▸ **Task objective**: Repeat the material below exactly, with no pictures.

▸ **Records supplied**:
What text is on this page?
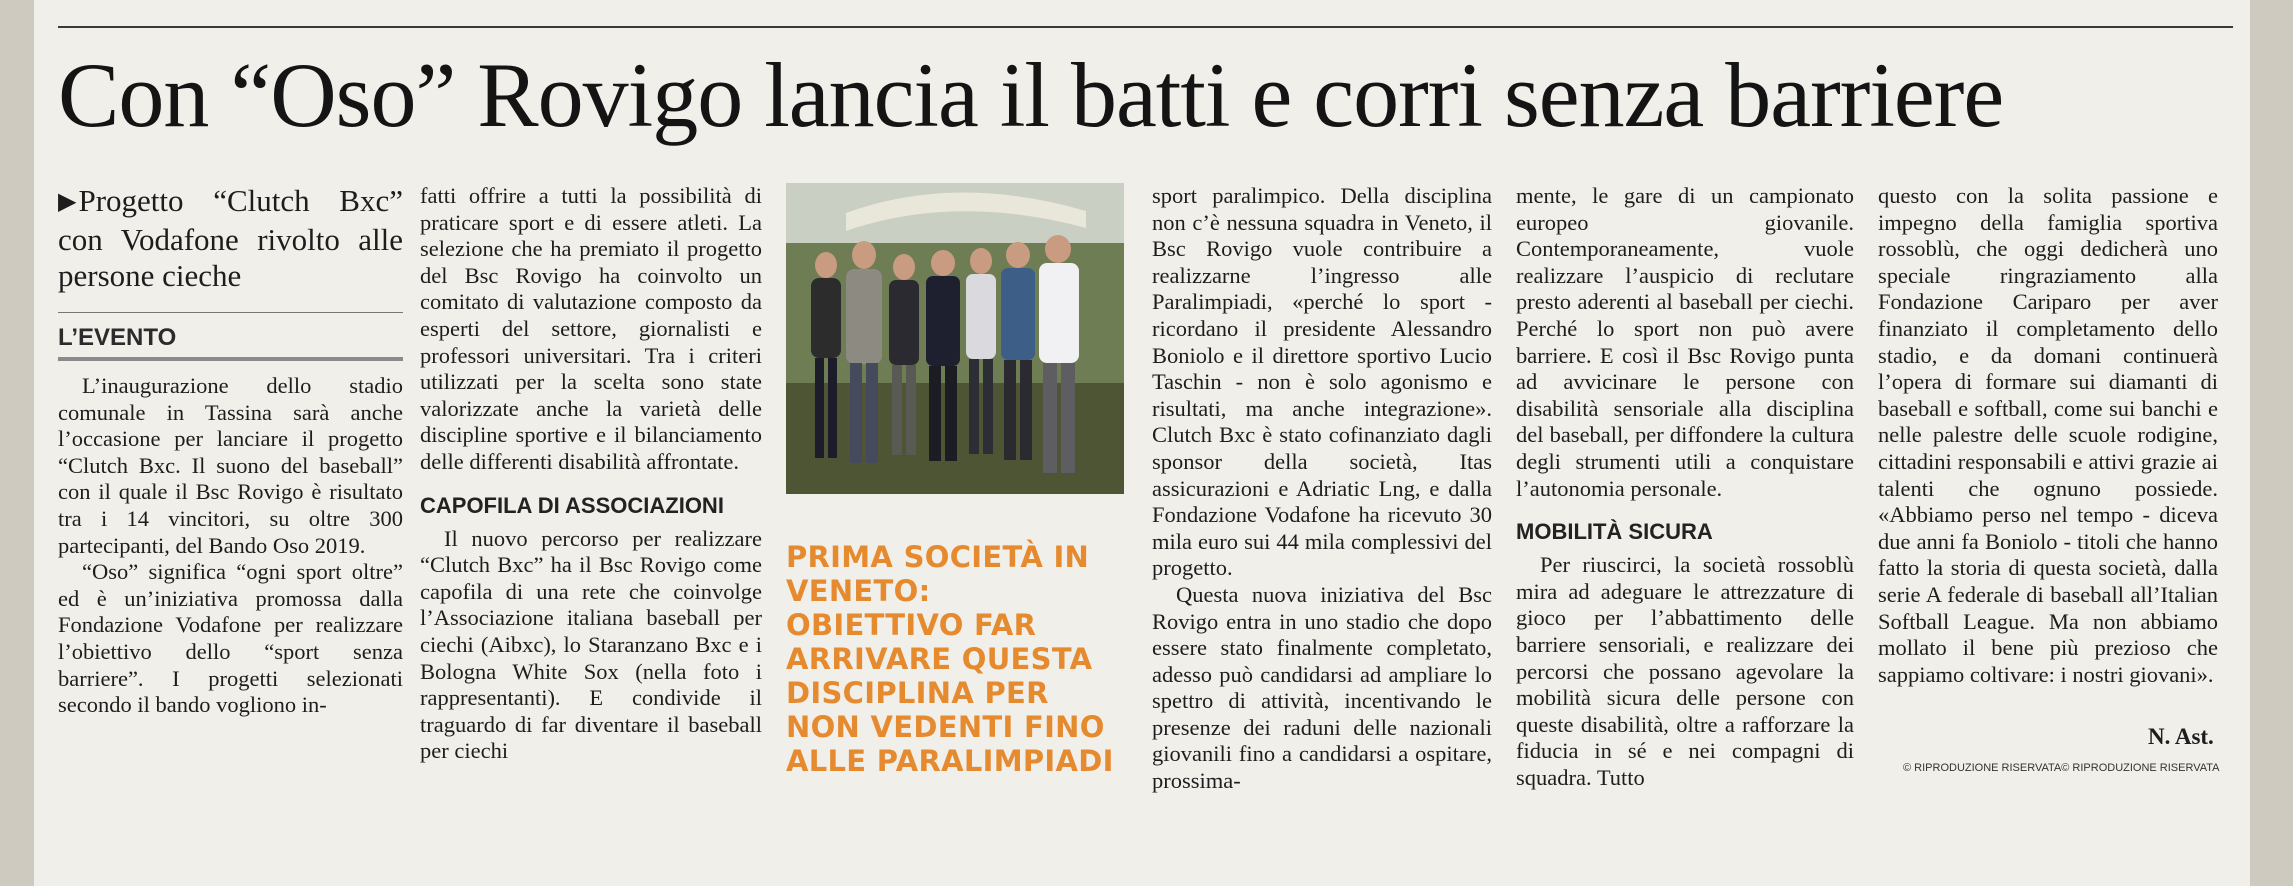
Con “Oso” Rovigo lancia il batti e corri senza barriere

▶Progetto “Clutch Bxc” con Vodafone rivolto alle persone cieche

L’EVENTO

L’inaugurazione dello stadio comunale in Tassina sarà anche l’occasione per lanciare il progetto “Clutch Bxc. Il suono del baseball” con il quale il Bsc Rovigo è risultato tra i 14 vincitori, su oltre 300 partecipanti, del Bando Oso 2019.

“Oso” significa “ogni sport oltre” ed è un’iniziativa promossa dalla Fondazione Vodafone per realizzare l’obiettivo dello “sport senza barriere”. I progetti selezionati secondo il bando vogliono in-

fatti offrire a tutti la possibilità di praticare sport e di essere atleti. La selezione che ha premiato il progetto del Bsc Rovigo ha coinvolto un comitato di valutazione composto da esperti del settore, giornalisti e professori universitari. Tra i criteri utilizzati per la scelta sono state valorizzate anche la varietà delle discipline sportive e il bilanciamento delle differenti disabilità affrontate.

CAPOFILA DI ASSOCIAZIONI

Il nuovo percorso per realizzare “Clutch Bxc” ha il Bsc Rovigo come capofila di una rete che coinvolge l’Associazione italiana baseball per ciechi (Aibxc), lo Staranzano Bxc e i Bologna White Sox (nella foto i rappresentanti). E condivide il traguardo di far diventare il baseball per ciechi

PRIMA SOCIETÀ IN VENETO: OBIETTIVO FAR ARRIVARE QUESTA DISCIPLINA PER NON VEDENTI FINO ALLE PARALIMPIADI

sport paralimpico. Della disciplina non c’è nessuna squadra in Veneto, il Bsc Rovigo vuole contribuire a realizzarne l’ingresso alle Paralimpiadi, «perché lo sport - ricordano il presidente Alessandro Boniolo e il direttore sportivo Lucio Taschin - non è solo agonismo e risultati, ma anche integrazione». Clutch Bxc è stato cofinanziato dagli sponsor della società, Itas assicurazioni e Adriatic Lng, e dalla Fondazione Vodafone ha ricevuto 30 mila euro sui 44 mila complessivi del progetto.

Questa nuova iniziativa del Bsc Rovigo entra in uno stadio che dopo essere stato finalmente completato, adesso può candidarsi ad ampliare lo spettro di attività, incentivando le presenze dei raduni delle nazionali giovanili fino a candidarsi a ospitare, prossima-

mente, le gare di un campionato europeo giovanile. Contemporaneamente, vuole realizzare l’auspicio di reclutare presto aderenti al baseball per ciechi. Perché lo sport non può avere barriere. E così il Bsc Rovigo punta ad avvicinare le persone con disabilità sensoriale alla disciplina del baseball, per diffondere la cultura degli strumenti utili a conquistare l’autonomia personale.

MOBILITÀ SICURA

Per riuscirci, la società rossoblù mira ad adeguare le attrezzature di gioco per l’abbattimento delle barriere sensoriali, e realizzare dei percorsi che possano agevolare la mobilità sicura delle persone con queste disabilità, oltre a rafforzare la fiducia in sé e nei compagni di squadra. Tutto

questo con la solita passione e impegno della famiglia sportiva rossoblù, che oggi dedicherà uno speciale ringraziamento alla Fondazione Cariparo per aver finanziato il completamento dello stadio, e da domani continuerà l’opera di formare sui diamanti di baseball e softball, come sui banchi e nelle palestre delle scuole rodigine, cittadini responsabili e attivi grazie ai talenti che ognuno possiede. «Abbiamo perso nel tempo - diceva due anni fa Boniolo - titoli che hanno fatto la storia di questa società, dalla serie A federale di baseball all’Italian Softball League. Ma non abbiamo mollato il bene più prezioso che sappiamo coltivare: i nostri giovani».

N. Ast.
© RIPRODUZIONE RISERVATA© RIPRODUZIONE RISERVATA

▸ **Finished exercise**:
What text is on this page?
Con “Oso” Rovigo lancia il batti e corri senza barriere

▶Progetto “Clutch Bxc” con Vodafone rivolto alle persone cieche

L’EVENTO

L’inaugurazione dello stadio comunale in Tassina sarà anche l’occasione per lanciare il progetto “Clutch Bxc. Il suono del baseball” con il quale il Bsc Rovigo è risultato tra i 14 vincitori, su oltre 300 partecipanti, del Bando Oso 2019.

“Oso” significa “ogni sport oltre” ed è un’iniziativa promossa dalla Fondazione Vodafone per realizzare l’obiettivo dello “sport senza barriere”. I progetti selezionati secondo il bando vogliono in-

fatti offrire a tutti la possibilità di praticare sport e di essere atleti. La selezione che ha premiato il progetto del Bsc Rovigo ha coinvolto un comitato di valutazione composto da esperti del settore, giornalisti e professori universitari. Tra i criteri utilizzati per la scelta sono state valorizzate anche la varietà delle discipline sportive e il bilanciamento delle differenti disabilità affrontate.

CAPOFILA DI ASSOCIAZIONI

Il nuovo percorso per realizzare “Clutch Bxc” ha il Bsc Rovigo come capofila di una rete che coinvolge l’Associazione italiana baseball per ciechi (Aibxc), lo Staranzano Bxc e i Bologna White Sox (nella foto i rappresentanti). E condivide il traguardo di far diventare il baseball per ciechi

PRIMA SOCIETÀ IN VENETO: OBIETTIVO FAR ARRIVARE QUESTA DISCIPLINA PER NON VEDENTI FINO ALLE PARALIMPIADI

sport paralimpico. Della disciplina non c’è nessuna squadra in Veneto, il Bsc Rovigo vuole contribuire a realizzarne l’ingresso alle Paralimpiadi, «perché lo sport - ricordano il presidente Alessandro Boniolo e il direttore sportivo Lucio Taschin - non è solo agonismo e risultati, ma anche integrazione». Clutch Bxc è stato cofinanziato dagli sponsor della società, Itas assicurazioni e Adriatic Lng, e dalla Fondazione Vodafone ha ricevuto 30 mila euro sui 44 mila complessivi del progetto.

Questa nuova iniziativa del Bsc Rovigo entra in uno stadio che dopo essere stato finalmente completato, adesso può candidarsi ad ampliare lo spettro di attività, incentivando le presenze dei raduni delle nazionali giovanili fino a candidarsi a ospitare, prossima-

mente, le gare di un campionato europeo giovanile. Contemporaneamente, vuole realizzare l’auspicio di reclutare presto aderenti al baseball per ciechi. Perché lo sport non può avere barriere. E così il Bsc Rovigo punta ad avvicinare le persone con disabilità sensoriale alla disciplina del baseball, per diffondere la cultura degli strumenti utili a conquistare l’autonomia personale.

MOBILITÀ SICURA

Per riuscirci, la società rossoblù mira ad adeguare le attrezzature di gioco per l’abbattimento delle barriere sensoriali, e realizzare dei percorsi che possano agevolare la mobilità sicura delle persone con queste disabilità, oltre a rafforzare la fiducia in sé e nei compagni di squadra. Tutto

questo con la solita passione e impegno della famiglia sportiva rossoblù, che oggi dedicherà uno speciale ringraziamento alla Fondazione Cariparo per aver finanziato il completamento dello stadio, e da domani continuerà l’opera di formare sui diamanti di baseball e softball, come sui banchi e nelle palestre delle scuole rodigine, cittadini responsabili e attivi grazie ai talenti che ognuno possiede. «Abbiamo perso nel tempo - diceva due anni fa Boniolo - titoli che hanno fatto la storia di questa società, dalla serie A federale di baseball all’Italian Softball League. Ma non abbiamo mollato il bene più prezioso che sappiamo coltivare: i nostri giovani».

N. Ast.
© RIPRODUZIONE RISERVATA© RIPRODUZIONE RISERVATA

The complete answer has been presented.